## EXERCISE
The records below should be written out again, exactly.

-- start MATERIAL --

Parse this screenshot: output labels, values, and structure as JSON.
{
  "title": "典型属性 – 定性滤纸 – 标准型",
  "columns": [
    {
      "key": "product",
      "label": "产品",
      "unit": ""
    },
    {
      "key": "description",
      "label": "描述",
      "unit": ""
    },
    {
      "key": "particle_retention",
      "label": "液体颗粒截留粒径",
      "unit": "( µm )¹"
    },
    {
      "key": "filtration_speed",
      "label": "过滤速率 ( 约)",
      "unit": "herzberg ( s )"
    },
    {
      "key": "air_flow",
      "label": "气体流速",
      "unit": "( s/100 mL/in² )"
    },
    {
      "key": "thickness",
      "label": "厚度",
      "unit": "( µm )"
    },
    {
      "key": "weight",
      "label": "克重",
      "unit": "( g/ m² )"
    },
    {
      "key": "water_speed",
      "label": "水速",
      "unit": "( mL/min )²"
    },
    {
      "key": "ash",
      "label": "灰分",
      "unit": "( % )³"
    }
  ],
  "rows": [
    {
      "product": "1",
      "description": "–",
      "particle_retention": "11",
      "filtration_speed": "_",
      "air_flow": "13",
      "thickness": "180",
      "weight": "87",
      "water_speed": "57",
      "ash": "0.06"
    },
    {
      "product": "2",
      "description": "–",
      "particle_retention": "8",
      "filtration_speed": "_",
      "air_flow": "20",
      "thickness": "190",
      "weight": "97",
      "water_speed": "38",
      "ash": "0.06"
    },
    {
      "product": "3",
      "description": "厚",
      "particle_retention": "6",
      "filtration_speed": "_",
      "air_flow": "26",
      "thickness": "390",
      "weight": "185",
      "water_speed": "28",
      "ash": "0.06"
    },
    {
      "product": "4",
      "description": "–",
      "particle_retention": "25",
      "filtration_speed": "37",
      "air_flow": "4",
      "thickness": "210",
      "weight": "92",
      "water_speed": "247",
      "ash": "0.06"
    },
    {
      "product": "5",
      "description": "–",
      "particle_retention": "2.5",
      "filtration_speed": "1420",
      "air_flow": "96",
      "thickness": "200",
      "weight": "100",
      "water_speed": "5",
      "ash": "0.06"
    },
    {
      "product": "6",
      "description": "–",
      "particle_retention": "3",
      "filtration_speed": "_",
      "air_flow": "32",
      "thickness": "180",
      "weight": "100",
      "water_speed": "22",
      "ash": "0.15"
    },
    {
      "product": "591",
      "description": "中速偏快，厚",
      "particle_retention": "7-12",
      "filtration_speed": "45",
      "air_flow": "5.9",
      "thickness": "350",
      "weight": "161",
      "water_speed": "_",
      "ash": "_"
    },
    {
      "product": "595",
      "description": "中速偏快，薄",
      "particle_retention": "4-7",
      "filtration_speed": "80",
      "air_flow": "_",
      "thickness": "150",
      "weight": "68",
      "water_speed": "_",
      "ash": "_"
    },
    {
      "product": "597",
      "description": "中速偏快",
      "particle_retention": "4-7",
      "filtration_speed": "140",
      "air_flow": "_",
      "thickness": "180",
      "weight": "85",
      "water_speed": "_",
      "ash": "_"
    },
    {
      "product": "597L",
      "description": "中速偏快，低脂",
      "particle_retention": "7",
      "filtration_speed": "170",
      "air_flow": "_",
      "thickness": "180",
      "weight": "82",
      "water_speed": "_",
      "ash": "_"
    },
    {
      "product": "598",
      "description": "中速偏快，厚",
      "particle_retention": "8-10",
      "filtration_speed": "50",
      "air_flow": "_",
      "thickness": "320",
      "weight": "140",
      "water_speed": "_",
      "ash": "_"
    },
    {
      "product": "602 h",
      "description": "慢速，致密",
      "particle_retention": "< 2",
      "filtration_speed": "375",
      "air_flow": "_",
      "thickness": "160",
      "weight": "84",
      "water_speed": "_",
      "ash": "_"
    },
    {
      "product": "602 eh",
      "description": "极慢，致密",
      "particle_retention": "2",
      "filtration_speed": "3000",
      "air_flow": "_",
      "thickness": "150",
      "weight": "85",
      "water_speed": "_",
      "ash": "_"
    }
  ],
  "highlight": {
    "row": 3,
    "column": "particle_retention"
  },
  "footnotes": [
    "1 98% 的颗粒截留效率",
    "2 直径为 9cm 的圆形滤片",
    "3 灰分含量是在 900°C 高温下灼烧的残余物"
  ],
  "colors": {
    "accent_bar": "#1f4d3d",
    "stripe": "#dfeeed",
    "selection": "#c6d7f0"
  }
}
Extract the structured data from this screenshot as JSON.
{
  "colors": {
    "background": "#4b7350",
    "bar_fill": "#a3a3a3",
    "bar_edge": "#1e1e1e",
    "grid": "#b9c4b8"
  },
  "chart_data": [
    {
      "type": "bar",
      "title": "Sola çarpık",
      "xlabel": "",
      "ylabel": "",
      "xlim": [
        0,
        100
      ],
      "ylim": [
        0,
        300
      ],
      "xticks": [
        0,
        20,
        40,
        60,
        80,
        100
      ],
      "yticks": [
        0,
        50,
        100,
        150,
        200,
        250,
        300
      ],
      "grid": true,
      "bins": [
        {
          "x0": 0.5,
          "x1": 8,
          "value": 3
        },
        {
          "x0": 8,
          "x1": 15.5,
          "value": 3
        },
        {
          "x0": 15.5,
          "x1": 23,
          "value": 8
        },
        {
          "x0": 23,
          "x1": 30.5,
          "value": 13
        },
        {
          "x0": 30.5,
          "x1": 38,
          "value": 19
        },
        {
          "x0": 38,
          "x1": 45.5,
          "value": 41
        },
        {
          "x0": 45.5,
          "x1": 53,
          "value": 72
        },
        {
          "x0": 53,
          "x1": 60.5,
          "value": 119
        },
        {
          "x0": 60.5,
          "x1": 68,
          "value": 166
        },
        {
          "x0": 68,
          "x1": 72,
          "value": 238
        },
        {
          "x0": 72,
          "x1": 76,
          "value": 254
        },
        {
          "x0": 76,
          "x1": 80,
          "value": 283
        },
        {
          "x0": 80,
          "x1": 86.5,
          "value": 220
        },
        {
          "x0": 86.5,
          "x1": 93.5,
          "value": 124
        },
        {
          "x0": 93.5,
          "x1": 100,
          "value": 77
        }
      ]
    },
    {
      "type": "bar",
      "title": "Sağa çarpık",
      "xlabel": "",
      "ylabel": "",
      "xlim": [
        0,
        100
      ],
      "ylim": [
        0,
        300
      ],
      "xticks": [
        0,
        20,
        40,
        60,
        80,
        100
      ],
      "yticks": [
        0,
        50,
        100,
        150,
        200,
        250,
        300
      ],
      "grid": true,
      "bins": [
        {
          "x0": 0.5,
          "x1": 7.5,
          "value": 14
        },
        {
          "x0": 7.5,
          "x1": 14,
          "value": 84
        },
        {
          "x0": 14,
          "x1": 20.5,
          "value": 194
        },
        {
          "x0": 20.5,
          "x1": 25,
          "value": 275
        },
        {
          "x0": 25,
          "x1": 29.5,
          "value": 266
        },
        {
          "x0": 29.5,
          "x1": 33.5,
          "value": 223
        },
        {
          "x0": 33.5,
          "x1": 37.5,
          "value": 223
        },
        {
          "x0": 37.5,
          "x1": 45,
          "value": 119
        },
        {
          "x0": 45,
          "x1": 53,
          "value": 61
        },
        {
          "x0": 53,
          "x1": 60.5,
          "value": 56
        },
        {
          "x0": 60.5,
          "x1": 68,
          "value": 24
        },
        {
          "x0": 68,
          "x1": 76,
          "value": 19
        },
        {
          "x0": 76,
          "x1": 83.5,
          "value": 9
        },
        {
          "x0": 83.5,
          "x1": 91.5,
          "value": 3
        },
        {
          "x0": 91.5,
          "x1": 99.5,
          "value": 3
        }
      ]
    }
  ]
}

-- end MATERIAL --

## RESPONSE
Parse this screenshot: output labels, values, and structure as JSON.
{
  "title": "典型属性 – 定性滤纸 – 标准型",
  "columns": [
    {
      "key": "product",
      "label": "产品",
      "unit": ""
    },
    {
      "key": "description",
      "label": "描述",
      "unit": ""
    },
    {
      "key": "particle_retention",
      "label": "液体颗粒截留粒径",
      "unit": "( µm )¹"
    },
    {
      "key": "filtration_speed",
      "label": "过滤速率 ( 约)",
      "unit": "herzberg ( s )"
    },
    {
      "key": "air_flow",
      "label": "气体流速",
      "unit": "( s/100 mL/in² )"
    },
    {
      "key": "thickness",
      "label": "厚度",
      "unit": "( µm )"
    },
    {
      "key": "weight",
      "label": "克重",
      "unit": "( g/ m² )"
    },
    {
      "key": "water_speed",
      "label": "水速",
      "unit": "( mL/min )²"
    },
    {
      "key": "ash",
      "label": "灰分",
      "unit": "( % )³"
    }
  ],
  "rows": [
    {
      "product": "1",
      "description": "–",
      "particle_retention": "11",
      "filtration_speed": "_",
      "air_flow": "13",
      "thickness": "180",
      "weight": "87",
      "water_speed": "57",
      "ash": "0.06"
    },
    {
      "product": "2",
      "description": "–",
      "particle_retention": "8",
      "filtration_speed": "_",
      "air_flow": "20",
      "thickness": "190",
      "weight": "97",
      "water_speed": "38",
      "ash": "0.06"
    },
    {
      "product": "3",
      "description": "厚",
      "particle_retention": "6",
      "filtration_speed": "_",
      "air_flow": "26",
      "thickness": "390",
      "weight": "185",
      "water_speed": "28",
      "ash": "0.06"
    },
    {
      "product": "4",
      "description": "–",
      "particle_retention": "25",
      "filtration_speed": "37",
      "air_flow": "4",
      "thickness": "210",
      "weight": "92",
      "water_speed": "247",
      "ash": "0.06"
    },
    {
      "product": "5",
      "description": "–",
      "particle_retention": "2.5",
      "filtration_speed": "1420",
      "air_flow": "96",
      "thickness": "200",
      "weight": "100",
      "water_speed": "5",
      "ash": "0.06"
    },
    {
      "product": "6",
      "description": "–",
      "particle_retention": "3",
      "filtration_speed": "_",
      "air_flow": "32",
      "thickness": "180",
      "weight": "100",
      "water_speed": "22",
      "ash": "0.15"
    },
    {
      "product": "591",
      "description": "中速偏快，厚",
      "particle_retention": "7-12",
      "filtration_speed": "45",
      "air_flow": "5.9",
      "thickness": "350",
      "weight": "161",
      "water_speed": "_",
      "ash": "_"
    },
    {
      "product": "595",
      "description": "中速偏快，薄",
      "particle_retention": "4-7",
      "filtration_speed": "80",
      "air_flow": "_",
      "thickness": "150",
      "weight": "68",
      "water_speed": "_",
      "ash": "_"
    },
    {
      "product": "597",
      "description": "中速偏快",
      "particle_retention": "4-7",
      "filtration_speed": "140",
      "air_flow": "_",
      "thickness": "180",
      "weight": "85",
      "water_speed": "_",
      "ash": "_"
    },
    {
      "product": "597L",
      "description": "中速偏快，低脂",
      "particle_retention": "7",
      "filtration_speed": "170",
      "air_flow": "_",
      "thickness": "180",
      "weight": "82",
      "water_speed": "_",
      "ash": "_"
    },
    {
      "product": "598",
      "description": "中速偏快，厚",
      "particle_retention": "8-10",
      "filtration_speed": "50",
      "air_flow": "_",
      "thickness": "320",
      "weight": "140",
      "water_speed": "_",
      "ash": "_"
    },
    {
      "product": "602 h",
      "description": "慢速，致密",
      "particle_retention": "< 2",
      "filtration_speed": "375",
      "air_flow": "_",
      "thickness": "160",
      "weight": "84",
      "water_speed": "_",
      "ash": "_"
    },
    {
      "product": "602 eh",
      "description": "极慢，致密",
      "particle_retention": "2",
      "filtration_speed": "3000",
      "air_flow": "_",
      "thickness": "150",
      "weight": "85",
      "water_speed": "_",
      "ash": "_"
    }
  ],
  "highlight": {
    "row": 3,
    "column": "particle_retention"
  },
  "footnotes": [
    "1 98% 的颗粒截留效率",
    "2 直径为 9cm 的圆形滤片",
    "3 灰分含量是在 900°C 高温下灼烧的残余物"
  ],
  "colors": {
    "accent_bar": "#1f4d3d",
    "stripe": "#dfeeed",
    "selection": "#c6d7f0"
  }
}
Extract the structured data from this screenshot as JSON.
{
  "colors": {
    "background": "#4b7350",
    "bar_fill": "#a3a3a3",
    "bar_edge": "#1e1e1e",
    "grid": "#b9c4b8"
  },
  "chart_data": [
    {
      "type": "bar",
      "title": "Sola çarpık",
      "xlabel": "",
      "ylabel": "",
      "xlim": [
        0,
        100
      ],
      "ylim": [
        0,
        300
      ],
      "xticks": [
        0,
        20,
        40,
        60,
        80,
        100
      ],
      "yticks": [
        0,
        50,
        100,
        150,
        200,
        250,
        300
      ],
      "grid": true,
      "bins": [
        {
          "x0": 0.5,
          "x1": 8,
          "value": 3
        },
        {
          "x0": 8,
          "x1": 15.5,
          "value": 3
        },
        {
          "x0": 15.5,
          "x1": 23,
          "value": 8
        },
        {
          "x0": 23,
          "x1": 30.5,
          "value": 13
        },
        {
          "x0": 30.5,
          "x1": 38,
          "value": 19
        },
        {
          "x0": 38,
          "x1": 45.5,
          "value": 41
        },
        {
          "x0": 45.5,
          "x1": 53,
          "value": 72
        },
        {
          "x0": 53,
          "x1": 60.5,
          "value": 119
        },
        {
          "x0": 60.5,
          "x1": 68,
          "value": 166
        },
        {
          "x0": 68,
          "x1": 72,
          "value": 238
        },
        {
          "x0": 72,
          "x1": 76,
          "value": 254
        },
        {
          "x0": 76,
          "x1": 80,
          "value": 283
        },
        {
          "x0": 80,
          "x1": 86.5,
          "value": 220
        },
        {
          "x0": 86.5,
          "x1": 93.5,
          "value": 124
        },
        {
          "x0": 93.5,
          "x1": 100,
          "value": 77
        }
      ]
    },
    {
      "type": "bar",
      "title": "Sağa çarpık",
      "xlabel": "",
      "ylabel": "",
      "xlim": [
        0,
        100
      ],
      "ylim": [
        0,
        300
      ],
      "xticks": [
        0,
        20,
        40,
        60,
        80,
        100
      ],
      "yticks": [
        0,
        50,
        100,
        150,
        200,
        250,
        300
      ],
      "grid": true,
      "bins": [
        {
          "x0": 0.5,
          "x1": 7.5,
          "value": 14
        },
        {
          "x0": 7.5,
          "x1": 14,
          "value": 84
        },
        {
          "x0": 14,
          "x1": 20.5,
          "value": 194
        },
        {
          "x0": 20.5,
          "x1": 25,
          "value": 275
        },
        {
          "x0": 25,
          "x1": 29.5,
          "value": 266
        },
        {
          "x0": 29.5,
          "x1": 33.5,
          "value": 223
        },
        {
          "x0": 33.5,
          "x1": 37.5,
          "value": 223
        },
        {
          "x0": 37.5,
          "x1": 45,
          "value": 119
        },
        {
          "x0": 45,
          "x1": 53,
          "value": 61
        },
        {
          "x0": 53,
          "x1": 60.5,
          "value": 56
        },
        {
          "x0": 60.5,
          "x1": 68,
          "value": 24
        },
        {
          "x0": 68,
          "x1": 76,
          "value": 19
        },
        {
          "x0": 76,
          "x1": 83.5,
          "value": 9
        },
        {
          "x0": 83.5,
          "x1": 91.5,
          "value": 3
        },
        {
          "x0": 91.5,
          "x1": 99.5,
          "value": 3
        }
      ]
    }
  ]
}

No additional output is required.